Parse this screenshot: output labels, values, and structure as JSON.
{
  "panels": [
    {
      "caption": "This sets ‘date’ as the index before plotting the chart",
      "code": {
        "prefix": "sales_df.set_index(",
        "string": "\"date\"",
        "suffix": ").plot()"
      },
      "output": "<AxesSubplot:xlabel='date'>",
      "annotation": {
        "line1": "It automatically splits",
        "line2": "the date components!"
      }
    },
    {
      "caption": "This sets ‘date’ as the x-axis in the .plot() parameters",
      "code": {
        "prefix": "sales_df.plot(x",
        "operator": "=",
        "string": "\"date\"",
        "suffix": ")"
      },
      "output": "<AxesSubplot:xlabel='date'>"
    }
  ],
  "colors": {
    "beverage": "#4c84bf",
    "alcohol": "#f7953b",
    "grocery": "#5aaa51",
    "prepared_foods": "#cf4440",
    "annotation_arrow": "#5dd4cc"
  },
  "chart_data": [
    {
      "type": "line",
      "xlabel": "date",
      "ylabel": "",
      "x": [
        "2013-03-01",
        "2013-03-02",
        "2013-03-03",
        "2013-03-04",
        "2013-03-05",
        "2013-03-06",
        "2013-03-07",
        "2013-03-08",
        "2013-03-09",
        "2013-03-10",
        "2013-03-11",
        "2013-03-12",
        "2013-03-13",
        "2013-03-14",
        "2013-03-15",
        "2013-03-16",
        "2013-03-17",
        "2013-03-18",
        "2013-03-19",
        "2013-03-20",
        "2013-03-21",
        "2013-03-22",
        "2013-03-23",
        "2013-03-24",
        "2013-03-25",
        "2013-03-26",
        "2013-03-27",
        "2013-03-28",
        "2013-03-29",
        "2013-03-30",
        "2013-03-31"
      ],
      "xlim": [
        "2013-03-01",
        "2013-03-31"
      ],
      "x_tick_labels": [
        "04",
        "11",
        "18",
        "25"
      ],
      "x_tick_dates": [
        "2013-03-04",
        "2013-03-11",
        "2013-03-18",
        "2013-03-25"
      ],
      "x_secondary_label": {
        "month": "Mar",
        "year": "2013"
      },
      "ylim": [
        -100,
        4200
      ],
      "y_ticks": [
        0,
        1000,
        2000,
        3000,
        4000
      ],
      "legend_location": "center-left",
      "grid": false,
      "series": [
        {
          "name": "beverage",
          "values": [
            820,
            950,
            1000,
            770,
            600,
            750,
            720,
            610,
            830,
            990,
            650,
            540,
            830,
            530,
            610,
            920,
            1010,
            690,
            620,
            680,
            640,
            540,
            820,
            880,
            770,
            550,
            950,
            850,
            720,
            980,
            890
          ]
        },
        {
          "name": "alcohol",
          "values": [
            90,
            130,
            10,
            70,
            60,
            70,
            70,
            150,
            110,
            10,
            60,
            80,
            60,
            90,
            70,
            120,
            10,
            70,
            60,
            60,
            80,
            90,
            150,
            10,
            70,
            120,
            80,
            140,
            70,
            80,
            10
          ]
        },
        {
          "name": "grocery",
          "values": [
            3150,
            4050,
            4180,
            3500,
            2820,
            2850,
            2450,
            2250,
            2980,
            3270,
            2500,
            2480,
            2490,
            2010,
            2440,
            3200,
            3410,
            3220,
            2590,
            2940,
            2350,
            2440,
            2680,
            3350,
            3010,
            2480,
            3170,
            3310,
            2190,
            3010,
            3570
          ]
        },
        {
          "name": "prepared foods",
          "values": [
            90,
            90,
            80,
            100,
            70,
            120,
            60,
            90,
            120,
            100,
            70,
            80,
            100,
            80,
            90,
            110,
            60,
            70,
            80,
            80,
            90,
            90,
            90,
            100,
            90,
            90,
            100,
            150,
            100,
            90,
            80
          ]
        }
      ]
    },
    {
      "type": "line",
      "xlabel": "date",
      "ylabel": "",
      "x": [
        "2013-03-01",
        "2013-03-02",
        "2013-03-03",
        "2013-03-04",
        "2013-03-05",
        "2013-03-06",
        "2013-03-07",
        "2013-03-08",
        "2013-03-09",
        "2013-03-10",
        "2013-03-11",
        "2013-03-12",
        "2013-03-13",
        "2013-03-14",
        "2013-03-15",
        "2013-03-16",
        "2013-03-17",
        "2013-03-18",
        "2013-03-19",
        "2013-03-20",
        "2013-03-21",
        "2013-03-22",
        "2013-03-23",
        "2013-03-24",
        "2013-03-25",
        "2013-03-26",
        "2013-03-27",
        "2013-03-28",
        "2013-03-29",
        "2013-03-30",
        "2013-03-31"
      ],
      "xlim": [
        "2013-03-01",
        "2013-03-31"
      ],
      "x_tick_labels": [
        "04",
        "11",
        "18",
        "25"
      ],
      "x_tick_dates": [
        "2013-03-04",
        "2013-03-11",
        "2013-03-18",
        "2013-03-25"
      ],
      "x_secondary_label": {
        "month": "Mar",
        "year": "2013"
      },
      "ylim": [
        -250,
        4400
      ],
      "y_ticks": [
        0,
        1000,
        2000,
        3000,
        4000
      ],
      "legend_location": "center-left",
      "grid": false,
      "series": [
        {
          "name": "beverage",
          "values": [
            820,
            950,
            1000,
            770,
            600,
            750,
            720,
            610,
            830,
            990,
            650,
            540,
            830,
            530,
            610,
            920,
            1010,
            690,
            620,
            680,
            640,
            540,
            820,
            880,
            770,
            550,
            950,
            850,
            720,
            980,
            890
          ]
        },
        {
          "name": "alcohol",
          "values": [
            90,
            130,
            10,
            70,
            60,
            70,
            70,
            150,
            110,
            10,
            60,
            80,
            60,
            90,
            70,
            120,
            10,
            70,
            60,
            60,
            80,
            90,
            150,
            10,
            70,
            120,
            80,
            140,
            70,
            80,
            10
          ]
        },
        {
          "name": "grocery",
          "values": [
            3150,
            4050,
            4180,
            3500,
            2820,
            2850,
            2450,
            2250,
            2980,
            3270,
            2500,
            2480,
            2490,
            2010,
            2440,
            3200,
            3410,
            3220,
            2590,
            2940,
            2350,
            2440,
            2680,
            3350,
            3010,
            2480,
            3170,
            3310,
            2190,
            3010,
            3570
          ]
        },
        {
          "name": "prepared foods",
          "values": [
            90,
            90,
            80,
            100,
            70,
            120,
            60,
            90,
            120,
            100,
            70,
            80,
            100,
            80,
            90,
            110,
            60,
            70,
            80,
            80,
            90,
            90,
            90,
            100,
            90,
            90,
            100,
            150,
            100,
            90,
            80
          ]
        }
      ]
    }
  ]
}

════════

• [Instructions for the task]:
Would you give the material above again, complete and exact?

• [Problem solution]:
Parse this screenshot: output labels, values, and structure as JSON.
{
  "panels": [
    {
      "caption": "This sets ‘date’ as the index before plotting the chart",
      "code": {
        "prefix": "sales_df.set_index(",
        "string": "\"date\"",
        "suffix": ").plot()"
      },
      "output": "<AxesSubplot:xlabel='date'>",
      "annotation": {
        "line1": "It automatically splits",
        "line2": "the date components!"
      }
    },
    {
      "caption": "This sets ‘date’ as the x-axis in the .plot() parameters",
      "code": {
        "prefix": "sales_df.plot(x",
        "operator": "=",
        "string": "\"date\"",
        "suffix": ")"
      },
      "output": "<AxesSubplot:xlabel='date'>"
    }
  ],
  "colors": {
    "beverage": "#4c84bf",
    "alcohol": "#f7953b",
    "grocery": "#5aaa51",
    "prepared_foods": "#cf4440",
    "annotation_arrow": "#5dd4cc"
  },
  "chart_data": [
    {
      "type": "line",
      "xlabel": "date",
      "ylabel": "",
      "x": [
        "2013-03-01",
        "2013-03-02",
        "2013-03-03",
        "2013-03-04",
        "2013-03-05",
        "2013-03-06",
        "2013-03-07",
        "2013-03-08",
        "2013-03-09",
        "2013-03-10",
        "2013-03-11",
        "2013-03-12",
        "2013-03-13",
        "2013-03-14",
        "2013-03-15",
        "2013-03-16",
        "2013-03-17",
        "2013-03-18",
        "2013-03-19",
        "2013-03-20",
        "2013-03-21",
        "2013-03-22",
        "2013-03-23",
        "2013-03-24",
        "2013-03-25",
        "2013-03-26",
        "2013-03-27",
        "2013-03-28",
        "2013-03-29",
        "2013-03-30",
        "2013-03-31"
      ],
      "xlim": [
        "2013-03-01",
        "2013-03-31"
      ],
      "x_tick_labels": [
        "04",
        "11",
        "18",
        "25"
      ],
      "x_tick_dates": [
        "2013-03-04",
        "2013-03-11",
        "2013-03-18",
        "2013-03-25"
      ],
      "x_secondary_label": {
        "month": "Mar",
        "year": "2013"
      },
      "ylim": [
        -100,
        4200
      ],
      "y_ticks": [
        0,
        1000,
        2000,
        3000,
        4000
      ],
      "legend_location": "center-left",
      "grid": false,
      "series": [
        {
          "name": "beverage",
          "values": [
            820,
            950,
            1000,
            770,
            600,
            750,
            720,
            610,
            830,
            990,
            650,
            540,
            830,
            530,
            610,
            920,
            1010,
            690,
            620,
            680,
            640,
            540,
            820,
            880,
            770,
            550,
            950,
            850,
            720,
            980,
            890
          ]
        },
        {
          "name": "alcohol",
          "values": [
            90,
            130,
            10,
            70,
            60,
            70,
            70,
            150,
            110,
            10,
            60,
            80,
            60,
            90,
            70,
            120,
            10,
            70,
            60,
            60,
            80,
            90,
            150,
            10,
            70,
            120,
            80,
            140,
            70,
            80,
            10
          ]
        },
        {
          "name": "grocery",
          "values": [
            3150,
            4050,
            4180,
            3500,
            2820,
            2850,
            2450,
            2250,
            2980,
            3270,
            2500,
            2480,
            2490,
            2010,
            2440,
            3200,
            3410,
            3220,
            2590,
            2940,
            2350,
            2440,
            2680,
            3350,
            3010,
            2480,
            3170,
            3310,
            2190,
            3010,
            3570
          ]
        },
        {
          "name": "prepared foods",
          "values": [
            90,
            90,
            80,
            100,
            70,
            120,
            60,
            90,
            120,
            100,
            70,
            80,
            100,
            80,
            90,
            110,
            60,
            70,
            80,
            80,
            90,
            90,
            90,
            100,
            90,
            90,
            100,
            150,
            100,
            90,
            80
          ]
        }
      ]
    },
    {
      "type": "line",
      "xlabel": "date",
      "ylabel": "",
      "x": [
        "2013-03-01",
        "2013-03-02",
        "2013-03-03",
        "2013-03-04",
        "2013-03-05",
        "2013-03-06",
        "2013-03-07",
        "2013-03-08",
        "2013-03-09",
        "2013-03-10",
        "2013-03-11",
        "2013-03-12",
        "2013-03-13",
        "2013-03-14",
        "2013-03-15",
        "2013-03-16",
        "2013-03-17",
        "2013-03-18",
        "2013-03-19",
        "2013-03-20",
        "2013-03-21",
        "2013-03-22",
        "2013-03-23",
        "2013-03-24",
        "2013-03-25",
        "2013-03-26",
        "2013-03-27",
        "2013-03-28",
        "2013-03-29",
        "2013-03-30",
        "2013-03-31"
      ],
      "xlim": [
        "2013-03-01",
        "2013-03-31"
      ],
      "x_tick_labels": [
        "04",
        "11",
        "18",
        "25"
      ],
      "x_tick_dates": [
        "2013-03-04",
        "2013-03-11",
        "2013-03-18",
        "2013-03-25"
      ],
      "x_secondary_label": {
        "month": "Mar",
        "year": "2013"
      },
      "ylim": [
        -250,
        4400
      ],
      "y_ticks": [
        0,
        1000,
        2000,
        3000,
        4000
      ],
      "legend_location": "center-left",
      "grid": false,
      "series": [
        {
          "name": "beverage",
          "values": [
            820,
            950,
            1000,
            770,
            600,
            750,
            720,
            610,
            830,
            990,
            650,
            540,
            830,
            530,
            610,
            920,
            1010,
            690,
            620,
            680,
            640,
            540,
            820,
            880,
            770,
            550,
            950,
            850,
            720,
            980,
            890
          ]
        },
        {
          "name": "alcohol",
          "values": [
            90,
            130,
            10,
            70,
            60,
            70,
            70,
            150,
            110,
            10,
            60,
            80,
            60,
            90,
            70,
            120,
            10,
            70,
            60,
            60,
            80,
            90,
            150,
            10,
            70,
            120,
            80,
            140,
            70,
            80,
            10
          ]
        },
        {
          "name": "grocery",
          "values": [
            3150,
            4050,
            4180,
            3500,
            2820,
            2850,
            2450,
            2250,
            2980,
            3270,
            2500,
            2480,
            2490,
            2010,
            2440,
            3200,
            3410,
            3220,
            2590,
            2940,
            2350,
            2440,
            2680,
            3350,
            3010,
            2480,
            3170,
            3310,
            2190,
            3010,
            3570
          ]
        },
        {
          "name": "prepared foods",
          "values": [
            90,
            90,
            80,
            100,
            70,
            120,
            60,
            90,
            120,
            100,
            70,
            80,
            100,
            80,
            90,
            110,
            60,
            70,
            80,
            80,
            90,
            90,
            90,
            100,
            90,
            90,
            100,
            150,
            100,
            90,
            80
          ]
        }
      ]
    }
  ]
}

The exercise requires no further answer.